§ **TASK**: Transcribe each record below word for word.

════════

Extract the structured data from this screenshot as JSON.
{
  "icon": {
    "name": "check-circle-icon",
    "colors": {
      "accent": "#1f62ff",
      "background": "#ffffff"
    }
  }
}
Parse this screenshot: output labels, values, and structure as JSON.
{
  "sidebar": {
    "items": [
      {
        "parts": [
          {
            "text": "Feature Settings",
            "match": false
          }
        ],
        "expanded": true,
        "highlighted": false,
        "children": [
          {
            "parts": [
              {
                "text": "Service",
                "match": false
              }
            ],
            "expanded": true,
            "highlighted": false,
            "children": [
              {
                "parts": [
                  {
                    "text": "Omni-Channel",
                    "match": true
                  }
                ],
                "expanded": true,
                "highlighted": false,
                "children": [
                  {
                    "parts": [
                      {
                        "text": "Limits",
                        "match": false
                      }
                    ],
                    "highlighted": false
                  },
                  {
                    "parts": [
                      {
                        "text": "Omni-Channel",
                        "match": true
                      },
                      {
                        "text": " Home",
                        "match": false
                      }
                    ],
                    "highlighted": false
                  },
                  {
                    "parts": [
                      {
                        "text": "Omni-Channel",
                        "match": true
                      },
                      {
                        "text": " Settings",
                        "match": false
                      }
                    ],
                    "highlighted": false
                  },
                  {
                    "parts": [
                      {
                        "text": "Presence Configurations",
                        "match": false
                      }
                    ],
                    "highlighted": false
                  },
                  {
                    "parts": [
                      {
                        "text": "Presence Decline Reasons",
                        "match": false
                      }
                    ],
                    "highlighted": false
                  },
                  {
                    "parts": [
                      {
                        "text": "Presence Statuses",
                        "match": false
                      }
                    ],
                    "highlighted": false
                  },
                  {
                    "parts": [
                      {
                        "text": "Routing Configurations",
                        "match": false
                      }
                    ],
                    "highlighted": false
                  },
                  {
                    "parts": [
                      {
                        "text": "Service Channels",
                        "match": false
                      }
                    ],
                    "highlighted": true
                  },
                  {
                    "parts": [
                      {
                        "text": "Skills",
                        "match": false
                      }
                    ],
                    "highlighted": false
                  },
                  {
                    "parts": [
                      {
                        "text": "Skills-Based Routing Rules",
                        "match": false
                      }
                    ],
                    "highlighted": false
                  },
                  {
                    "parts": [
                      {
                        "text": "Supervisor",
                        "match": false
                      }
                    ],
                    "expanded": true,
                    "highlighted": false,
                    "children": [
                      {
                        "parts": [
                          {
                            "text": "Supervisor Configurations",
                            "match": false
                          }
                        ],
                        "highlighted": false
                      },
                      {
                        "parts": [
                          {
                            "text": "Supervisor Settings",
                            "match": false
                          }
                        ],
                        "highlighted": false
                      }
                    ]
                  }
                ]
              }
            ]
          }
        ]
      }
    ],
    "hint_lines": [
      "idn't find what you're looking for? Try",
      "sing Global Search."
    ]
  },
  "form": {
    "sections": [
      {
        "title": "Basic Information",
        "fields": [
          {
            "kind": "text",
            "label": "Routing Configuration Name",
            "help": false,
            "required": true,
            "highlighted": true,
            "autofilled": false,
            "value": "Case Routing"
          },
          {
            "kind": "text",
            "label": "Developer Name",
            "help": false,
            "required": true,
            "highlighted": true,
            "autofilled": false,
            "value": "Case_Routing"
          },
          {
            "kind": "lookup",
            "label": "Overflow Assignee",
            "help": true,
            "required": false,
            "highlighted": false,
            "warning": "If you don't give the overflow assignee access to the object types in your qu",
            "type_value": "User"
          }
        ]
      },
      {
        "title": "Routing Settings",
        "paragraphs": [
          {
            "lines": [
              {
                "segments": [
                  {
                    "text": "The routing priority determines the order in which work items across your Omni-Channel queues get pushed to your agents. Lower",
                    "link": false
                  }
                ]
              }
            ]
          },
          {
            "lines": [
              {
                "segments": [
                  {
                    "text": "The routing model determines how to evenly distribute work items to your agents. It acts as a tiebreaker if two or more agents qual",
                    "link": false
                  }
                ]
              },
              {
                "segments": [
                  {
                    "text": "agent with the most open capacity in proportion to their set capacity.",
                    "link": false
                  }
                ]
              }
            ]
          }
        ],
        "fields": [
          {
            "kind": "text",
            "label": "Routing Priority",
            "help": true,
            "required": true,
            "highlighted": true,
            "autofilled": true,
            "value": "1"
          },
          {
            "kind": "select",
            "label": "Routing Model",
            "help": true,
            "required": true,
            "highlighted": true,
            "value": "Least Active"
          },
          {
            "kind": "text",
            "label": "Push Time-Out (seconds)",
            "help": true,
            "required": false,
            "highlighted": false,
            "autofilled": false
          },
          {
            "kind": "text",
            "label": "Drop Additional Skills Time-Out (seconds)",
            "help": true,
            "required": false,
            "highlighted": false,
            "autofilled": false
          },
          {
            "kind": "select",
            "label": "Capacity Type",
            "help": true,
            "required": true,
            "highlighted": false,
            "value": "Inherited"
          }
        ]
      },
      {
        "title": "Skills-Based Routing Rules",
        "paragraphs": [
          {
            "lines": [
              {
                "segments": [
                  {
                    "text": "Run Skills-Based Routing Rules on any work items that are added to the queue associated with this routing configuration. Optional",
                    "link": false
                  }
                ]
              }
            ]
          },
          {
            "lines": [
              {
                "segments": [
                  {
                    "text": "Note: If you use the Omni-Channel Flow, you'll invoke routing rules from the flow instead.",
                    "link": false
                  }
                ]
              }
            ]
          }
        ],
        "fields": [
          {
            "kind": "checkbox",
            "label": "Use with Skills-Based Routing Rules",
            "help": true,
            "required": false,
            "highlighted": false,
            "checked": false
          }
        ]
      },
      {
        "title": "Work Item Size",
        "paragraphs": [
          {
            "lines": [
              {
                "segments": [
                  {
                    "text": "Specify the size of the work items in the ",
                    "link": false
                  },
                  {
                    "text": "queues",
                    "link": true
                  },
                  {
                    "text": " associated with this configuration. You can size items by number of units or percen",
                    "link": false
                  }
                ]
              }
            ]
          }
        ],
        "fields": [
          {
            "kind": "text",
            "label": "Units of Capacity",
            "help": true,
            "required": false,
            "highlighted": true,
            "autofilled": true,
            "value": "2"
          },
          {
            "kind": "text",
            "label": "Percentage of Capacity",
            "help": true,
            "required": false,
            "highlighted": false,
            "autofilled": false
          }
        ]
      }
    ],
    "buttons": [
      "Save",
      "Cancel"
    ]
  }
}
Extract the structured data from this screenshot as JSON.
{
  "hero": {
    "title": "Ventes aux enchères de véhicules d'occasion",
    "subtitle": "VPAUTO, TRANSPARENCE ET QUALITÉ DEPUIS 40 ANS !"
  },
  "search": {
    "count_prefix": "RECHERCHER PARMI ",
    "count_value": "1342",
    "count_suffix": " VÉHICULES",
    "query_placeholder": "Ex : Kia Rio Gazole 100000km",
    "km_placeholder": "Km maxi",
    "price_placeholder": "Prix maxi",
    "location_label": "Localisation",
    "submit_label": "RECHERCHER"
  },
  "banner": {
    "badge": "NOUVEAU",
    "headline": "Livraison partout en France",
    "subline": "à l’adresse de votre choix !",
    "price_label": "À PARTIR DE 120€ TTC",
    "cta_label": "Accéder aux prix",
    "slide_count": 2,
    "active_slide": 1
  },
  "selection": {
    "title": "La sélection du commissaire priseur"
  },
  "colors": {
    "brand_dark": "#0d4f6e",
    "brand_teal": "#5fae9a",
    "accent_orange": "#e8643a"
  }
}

════════

§ **SOLUTION**:
Extract the structured data from this screenshot as JSON.
{
  "icon": {
    "name": "check-circle-icon",
    "colors": {
      "accent": "#1f62ff",
      "background": "#ffffff"
    }
  }
}
Parse this screenshot: output labels, values, and structure as JSON.
{
  "sidebar": {
    "items": [
      {
        "parts": [
          {
            "text": "Feature Settings",
            "match": false
          }
        ],
        "expanded": true,
        "highlighted": false,
        "children": [
          {
            "parts": [
              {
                "text": "Service",
                "match": false
              }
            ],
            "expanded": true,
            "highlighted": false,
            "children": [
              {
                "parts": [
                  {
                    "text": "Omni-Channel",
                    "match": true
                  }
                ],
                "expanded": true,
                "highlighted": false,
                "children": [
                  {
                    "parts": [
                      {
                        "text": "Limits",
                        "match": false
                      }
                    ],
                    "highlighted": false
                  },
                  {
                    "parts": [
                      {
                        "text": "Omni-Channel",
                        "match": true
                      },
                      {
                        "text": " Home",
                        "match": false
                      }
                    ],
                    "highlighted": false
                  },
                  {
                    "parts": [
                      {
                        "text": "Omni-Channel",
                        "match": true
                      },
                      {
                        "text": " Settings",
                        "match": false
                      }
                    ],
                    "highlighted": false
                  },
                  {
                    "parts": [
                      {
                        "text": "Presence Configurations",
                        "match": false
                      }
                    ],
                    "highlighted": false
                  },
                  {
                    "parts": [
                      {
                        "text": "Presence Decline Reasons",
                        "match": false
                      }
                    ],
                    "highlighted": false
                  },
                  {
                    "parts": [
                      {
                        "text": "Presence Statuses",
                        "match": false
                      }
                    ],
                    "highlighted": false
                  },
                  {
                    "parts": [
                      {
                        "text": "Routing Configurations",
                        "match": false
                      }
                    ],
                    "highlighted": false
                  },
                  {
                    "parts": [
                      {
                        "text": "Service Channels",
                        "match": false
                      }
                    ],
                    "highlighted": true
                  },
                  {
                    "parts": [
                      {
                        "text": "Skills",
                        "match": false
                      }
                    ],
                    "highlighted": false
                  },
                  {
                    "parts": [
                      {
                        "text": "Skills-Based Routing Rules",
                        "match": false
                      }
                    ],
                    "highlighted": false
                  },
                  {
                    "parts": [
                      {
                        "text": "Supervisor",
                        "match": false
                      }
                    ],
                    "expanded": true,
                    "highlighted": false,
                    "children": [
                      {
                        "parts": [
                          {
                            "text": "Supervisor Configurations",
                            "match": false
                          }
                        ],
                        "highlighted": false
                      },
                      {
                        "parts": [
                          {
                            "text": "Supervisor Settings",
                            "match": false
                          }
                        ],
                        "highlighted": false
                      }
                    ]
                  }
                ]
              }
            ]
          }
        ]
      }
    ],
    "hint_lines": [
      "idn't find what you're looking for? Try",
      "sing Global Search."
    ]
  },
  "form": {
    "sections": [
      {
        "title": "Basic Information",
        "fields": [
          {
            "kind": "text",
            "label": "Routing Configuration Name",
            "help": false,
            "required": true,
            "highlighted": true,
            "autofilled": false,
            "value": "Case Routing"
          },
          {
            "kind": "text",
            "label": "Developer Name",
            "help": false,
            "required": true,
            "highlighted": true,
            "autofilled": false,
            "value": "Case_Routing"
          },
          {
            "kind": "lookup",
            "label": "Overflow Assignee",
            "help": true,
            "required": false,
            "highlighted": false,
            "warning": "If you don't give the overflow assignee access to the object types in your qu",
            "type_value": "User"
          }
        ]
      },
      {
        "title": "Routing Settings",
        "paragraphs": [
          {
            "lines": [
              {
                "segments": [
                  {
                    "text": "The routing priority determines the order in which work items across your Omni-Channel queues get pushed to your agents. Lower",
                    "link": false
                  }
                ]
              }
            ]
          },
          {
            "lines": [
              {
                "segments": [
                  {
                    "text": "The routing model determines how to evenly distribute work items to your agents. It acts as a tiebreaker if two or more agents qual",
                    "link": false
                  }
                ]
              },
              {
                "segments": [
                  {
                    "text": "agent with the most open capacity in proportion to their set capacity.",
                    "link": false
                  }
                ]
              }
            ]
          }
        ],
        "fields": [
          {
            "kind": "text",
            "label": "Routing Priority",
            "help": true,
            "required": true,
            "highlighted": true,
            "autofilled": true,
            "value": "1"
          },
          {
            "kind": "select",
            "label": "Routing Model",
            "help": true,
            "required": true,
            "highlighted": true,
            "value": "Least Active"
          },
          {
            "kind": "text",
            "label": "Push Time-Out (seconds)",
            "help": true,
            "required": false,
            "highlighted": false,
            "autofilled": false
          },
          {
            "kind": "text",
            "label": "Drop Additional Skills Time-Out (seconds)",
            "help": true,
            "required": false,
            "highlighted": false,
            "autofilled": false
          },
          {
            "kind": "select",
            "label": "Capacity Type",
            "help": true,
            "required": true,
            "highlighted": false,
            "value": "Inherited"
          }
        ]
      },
      {
        "title": "Skills-Based Routing Rules",
        "paragraphs": [
          {
            "lines": [
              {
                "segments": [
                  {
                    "text": "Run Skills-Based Routing Rules on any work items that are added to the queue associated with this routing configuration. Optional",
                    "link": false
                  }
                ]
              }
            ]
          },
          {
            "lines": [
              {
                "segments": [
                  {
                    "text": "Note: If you use the Omni-Channel Flow, you'll invoke routing rules from the flow instead.",
                    "link": false
                  }
                ]
              }
            ]
          }
        ],
        "fields": [
          {
            "kind": "checkbox",
            "label": "Use with Skills-Based Routing Rules",
            "help": true,
            "required": false,
            "highlighted": false,
            "checked": false
          }
        ]
      },
      {
        "title": "Work Item Size",
        "paragraphs": [
          {
            "lines": [
              {
                "segments": [
                  {
                    "text": "Specify the size of the work items in the ",
                    "link": false
                  },
                  {
                    "text": "queues",
                    "link": true
                  },
                  {
                    "text": " associated with this configuration. You can size items by number of units or percen",
                    "link": false
                  }
                ]
              }
            ]
          }
        ],
        "fields": [
          {
            "kind": "text",
            "label": "Units of Capacity",
            "help": true,
            "required": false,
            "highlighted": true,
            "autofilled": true,
            "value": "2"
          },
          {
            "kind": "text",
            "label": "Percentage of Capacity",
            "help": true,
            "required": false,
            "highlighted": false,
            "autofilled": false
          }
        ]
      }
    ],
    "buttons": [
      "Save",
      "Cancel"
    ]
  }
}
Extract the structured data from this screenshot as JSON.
{
  "hero": {
    "title": "Ventes aux enchères de véhicules d'occasion",
    "subtitle": "VPAUTO, TRANSPARENCE ET QUALITÉ DEPUIS 40 ANS !"
  },
  "search": {
    "count_prefix": "RECHERCHER PARMI ",
    "count_value": "1342",
    "count_suffix": " VÉHICULES",
    "query_placeholder": "Ex : Kia Rio Gazole 100000km",
    "km_placeholder": "Km maxi",
    "price_placeholder": "Prix maxi",
    "location_label": "Localisation",
    "submit_label": "RECHERCHER"
  },
  "banner": {
    "badge": "NOUVEAU",
    "headline": "Livraison partout en France",
    "subline": "à l’adresse de votre choix !",
    "price_label": "À PARTIR DE 120€ TTC",
    "cta_label": "Accéder aux prix",
    "slide_count": 2,
    "active_slide": 1
  },
  "selection": {
    "title": "La sélection du commissaire priseur"
  },
  "colors": {
    "brand_dark": "#0d4f6e",
    "brand_teal": "#5fae9a",
    "accent_orange": "#e8643a"
  }
}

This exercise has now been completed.